**Written task:** Return each line of the data below exactly, omitting any pictures.

[Data entries for graphics]
-=-=-=-=-
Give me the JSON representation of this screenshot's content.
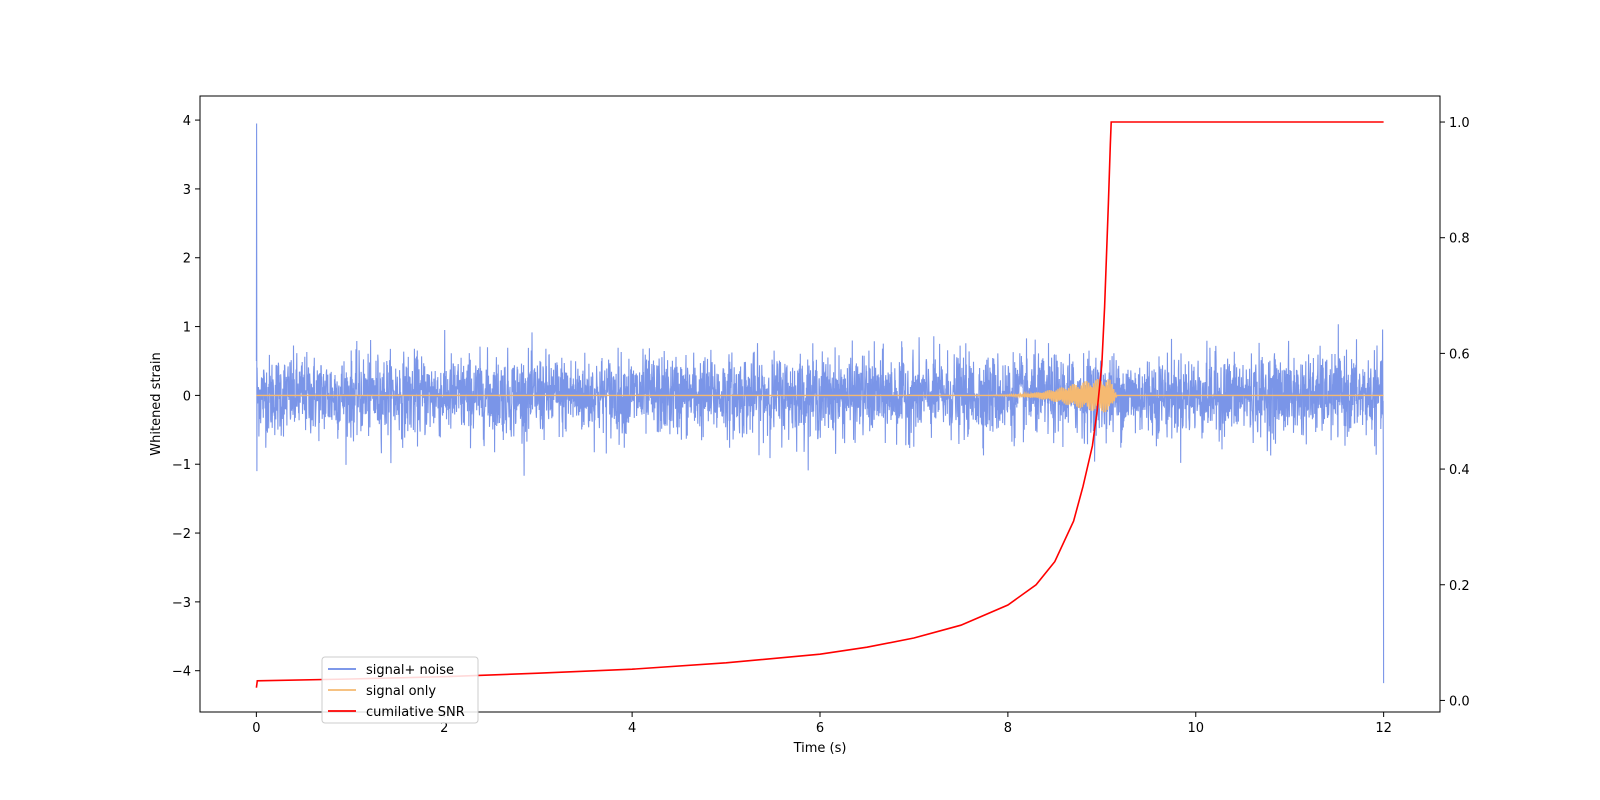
{
  "chart_data": {
    "type": "line",
    "xlabel": "Time (s)",
    "ylabel": "Whitened strain",
    "y2label": "",
    "xlim": [
      -0.6,
      12.6
    ],
    "ylim": [
      -4.6,
      4.35
    ],
    "y2lim": [
      -0.02,
      1.045
    ],
    "xticks": [
      0,
      2,
      4,
      6,
      8,
      10,
      12
    ],
    "yticks": [
      -4,
      -3,
      -2,
      -1,
      0,
      1,
      2,
      3,
      4
    ],
    "y2ticks": [
      0.0,
      0.2,
      0.4,
      0.6,
      0.8,
      1.0
    ],
    "xtick_labels": [
      "0",
      "2",
      "4",
      "6",
      "8",
      "10",
      "12"
    ],
    "ytick_labels": [
      "−4",
      "−3",
      "−2",
      "−1",
      "0",
      "1",
      "2",
      "3",
      "4"
    ],
    "y2tick_labels": [
      "0.0",
      "0.2",
      "0.4",
      "0.6",
      "0.8",
      "1.0"
    ],
    "grid": false,
    "legend_position": "lower-left",
    "series": [
      {
        "name": "signal+ noise",
        "color": "#6b8ae6",
        "axis": "left",
        "description_values": {
          "x_range": [
            0,
            12
          ],
          "noise_band": [
            -0.75,
            0.75
          ],
          "typical_max": 1.25,
          "typical_min": -1.35,
          "start_spike": 3.95,
          "end_spike": -4.18
        }
      },
      {
        "name": "signal only",
        "color": "#f5b971",
        "axis": "left",
        "description_values": {
          "x_range": [
            0,
            12
          ],
          "baseline": 0,
          "peak_time": 9.08,
          "peak_amplitude": 0.25
        }
      },
      {
        "name": "cumilative SNR",
        "color": "#ff0000",
        "axis": "right",
        "x": [
          0,
          0.01,
          1,
          2,
          3,
          4,
          5,
          6,
          6.5,
          7,
          7.5,
          8,
          8.3,
          8.5,
          8.7,
          8.8,
          8.9,
          8.95,
          9.0,
          9.03,
          9.05,
          9.07,
          9.09,
          9.1,
          10,
          11,
          12
        ],
        "values": [
          0.022,
          0.034,
          0.037,
          0.041,
          0.047,
          0.054,
          0.065,
          0.08,
          0.092,
          0.108,
          0.13,
          0.165,
          0.2,
          0.24,
          0.31,
          0.37,
          0.44,
          0.5,
          0.58,
          0.68,
          0.77,
          0.86,
          0.96,
          1.0,
          1.0,
          1.0,
          1.0
        ]
      }
    ]
  }
}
-=-=-=-=-
**Output for this exercise:**
Give me the JSON representation of this screenshot's content.
{
  "chart_data": {
    "type": "line",
    "xlabel": "Time (s)",
    "ylabel": "Whitened strain",
    "y2label": "",
    "xlim": [
      -0.6,
      12.6
    ],
    "ylim": [
      -4.6,
      4.35
    ],
    "y2lim": [
      -0.02,
      1.045
    ],
    "xticks": [
      0,
      2,
      4,
      6,
      8,
      10,
      12
    ],
    "yticks": [
      -4,
      -3,
      -2,
      -1,
      0,
      1,
      2,
      3,
      4
    ],
    "y2ticks": [
      0.0,
      0.2,
      0.4,
      0.6,
      0.8,
      1.0
    ],
    "xtick_labels": [
      "0",
      "2",
      "4",
      "6",
      "8",
      "10",
      "12"
    ],
    "ytick_labels": [
      "−4",
      "−3",
      "−2",
      "−1",
      "0",
      "1",
      "2",
      "3",
      "4"
    ],
    "y2tick_labels": [
      "0.0",
      "0.2",
      "0.4",
      "0.6",
      "0.8",
      "1.0"
    ],
    "grid": false,
    "legend_position": "lower-left",
    "series": [
      {
        "name": "signal+ noise",
        "color": "#6b8ae6",
        "axis": "left",
        "description_values": {
          "x_range": [
            0,
            12
          ],
          "noise_band": [
            -0.75,
            0.75
          ],
          "typical_max": 1.25,
          "typical_min": -1.35,
          "start_spike": 3.95,
          "end_spike": -4.18
        }
      },
      {
        "name": "signal only",
        "color": "#f5b971",
        "axis": "left",
        "description_values": {
          "x_range": [
            0,
            12
          ],
          "baseline": 0,
          "peak_time": 9.08,
          "peak_amplitude": 0.25
        }
      },
      {
        "name": "cumilative SNR",
        "color": "#ff0000",
        "axis": "right",
        "x": [
          0,
          0.01,
          1,
          2,
          3,
          4,
          5,
          6,
          6.5,
          7,
          7.5,
          8,
          8.3,
          8.5,
          8.7,
          8.8,
          8.9,
          8.95,
          9.0,
          9.03,
          9.05,
          9.07,
          9.09,
          9.1,
          10,
          11,
          12
        ],
        "values": [
          0.022,
          0.034,
          0.037,
          0.041,
          0.047,
          0.054,
          0.065,
          0.08,
          0.092,
          0.108,
          0.13,
          0.165,
          0.2,
          0.24,
          0.31,
          0.37,
          0.44,
          0.5,
          0.58,
          0.68,
          0.77,
          0.86,
          0.96,
          1.0,
          1.0,
          1.0,
          1.0
        ]
      }
    ]
  }
}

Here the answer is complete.